-- START OF DATASET RECORDS --

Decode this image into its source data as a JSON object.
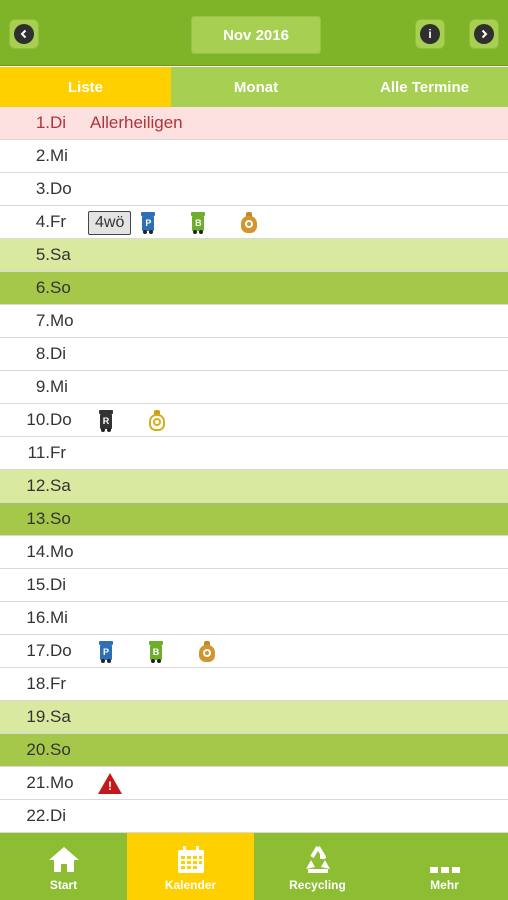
{
  "header": {
    "month_label": "Nov 2016",
    "prev_icon": "chevron-left-icon",
    "next_icon": "chevron-right-icon",
    "info_icon": "info-icon"
  },
  "tabs": [
    {
      "label": "Liste",
      "active": true
    },
    {
      "label": "Monat",
      "active": false
    },
    {
      "label": "Alle Termine",
      "active": false
    }
  ],
  "days": [
    {
      "day": "1.",
      "dow": "Di",
      "event": "Allerheiligen"
    },
    {
      "day": "2.",
      "dow": "Mi"
    },
    {
      "day": "3.",
      "dow": "Do"
    },
    {
      "day": "4.",
      "dow": "Fr",
      "badge": "4wö",
      "icons": [
        "paper-bin-icon",
        "bio-bin-icon",
        "bag-icon"
      ]
    },
    {
      "day": "5.",
      "dow": "Sa"
    },
    {
      "day": "6.",
      "dow": "So"
    },
    {
      "day": "7.",
      "dow": "Mo"
    },
    {
      "day": "8.",
      "dow": "Di"
    },
    {
      "day": "9.",
      "dow": "Mi"
    },
    {
      "day": "10.",
      "dow": "Do",
      "icons": [
        "residual-bin-icon",
        "yellow-bag-icon"
      ]
    },
    {
      "day": "11.",
      "dow": "Fr"
    },
    {
      "day": "12.",
      "dow": "Sa"
    },
    {
      "day": "13.",
      "dow": "So"
    },
    {
      "day": "14.",
      "dow": "Mo"
    },
    {
      "day": "15.",
      "dow": "Di"
    },
    {
      "day": "16.",
      "dow": "Mi"
    },
    {
      "day": "17.",
      "dow": "Do",
      "icons": [
        "paper-bin-icon",
        "bio-bin-icon",
        "bag-icon"
      ]
    },
    {
      "day": "18.",
      "dow": "Fr"
    },
    {
      "day": "19.",
      "dow": "Sa"
    },
    {
      "day": "20.",
      "dow": "So"
    },
    {
      "day": "21.",
      "dow": "Mo",
      "icons": [
        "warning-icon"
      ]
    },
    {
      "day": "22.",
      "dow": "Di"
    }
  ],
  "bin_letters": {
    "paper": "P",
    "bio": "B",
    "residual": "R"
  },
  "bottom_nav": [
    {
      "label": "Start",
      "icon": "home-icon"
    },
    {
      "label": "Kalender",
      "icon": "calendar-icon",
      "active": true
    },
    {
      "label": "Recycling",
      "icon": "recycle-icon"
    },
    {
      "label": "Mehr",
      "icon": "more-icon"
    }
  ],
  "colors": {
    "header_green": "#7fb428",
    "tab_active_yellow": "#ffd000",
    "saturday_row": "#d9e9a0",
    "sunday_row": "#a6c84a",
    "holiday_row": "#fde0e0",
    "holiday_text": "#b0333a"
  }
}
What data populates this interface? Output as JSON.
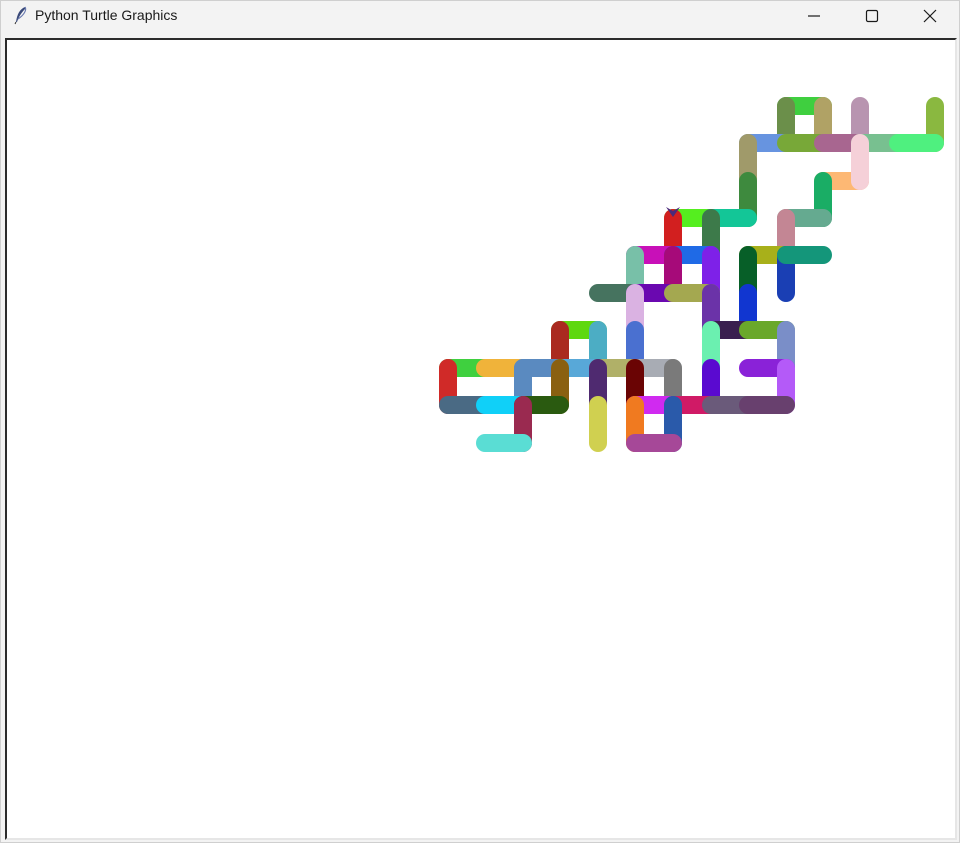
{
  "window": {
    "title": "Python Turtle Graphics",
    "app_icon": "feather-icon",
    "controls": [
      "minimize-icon",
      "maximize-icon",
      "close-icon"
    ]
  },
  "canvas": {
    "background": "#ffffff",
    "turtle_color": "#4b2a7a",
    "stroke_colors": {
      "primary_palette": [
        "#3fcf3f",
        "#6b8f4a",
        "#b0a265",
        "#b894b0",
        "#8ab840",
        "#6794e0",
        "#78a838",
        "#a86690",
        "#78c090",
        "#4ff07f",
        "#a09a6a",
        "#3e8a3e",
        "#fdb874",
        "#f5d0d8",
        "#1aad65",
        "#55ee1f",
        "#13c697",
        "#d21f1f",
        "#3d7a4a",
        "#65aa90",
        "#c38694",
        "#14967a",
        "#c810b8",
        "#1f6ae6",
        "#78c0a8",
        "#a60a79",
        "#7e21e8",
        "#a8b01a",
        "#075f28",
        "#1a3fb4"
      ]
    }
  }
}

-- END OF DATASET RECORDS --

WHAT THIS TASK INVOLVES: Pictures aside, set down the lines from the one containing "What data populates" through the end of the records above, exactly and only those.

EXERCISE ANSWER:
What data populates this interface? Output as JSON.
{
  "window": {
    "title": "Python Turtle Graphics",
    "app_icon": "feather-icon",
    "controls": [
      "minimize-icon",
      "maximize-icon",
      "close-icon"
    ]
  },
  "canvas": {
    "background": "#ffffff",
    "turtle_color": "#4b2a7a",
    "stroke_colors": {
      "primary_palette": [
        "#3fcf3f",
        "#6b8f4a",
        "#b0a265",
        "#b894b0",
        "#8ab840",
        "#6794e0",
        "#78a838",
        "#a86690",
        "#78c090",
        "#4ff07f",
        "#a09a6a",
        "#3e8a3e",
        "#fdb874",
        "#f5d0d8",
        "#1aad65",
        "#55ee1f",
        "#13c697",
        "#d21f1f",
        "#3d7a4a",
        "#65aa90",
        "#c38694",
        "#14967a",
        "#c810b8",
        "#1f6ae6",
        "#78c0a8",
        "#a60a79",
        "#7e21e8",
        "#a8b01a",
        "#075f28",
        "#1a3fb4"
      ]
    }
  }
}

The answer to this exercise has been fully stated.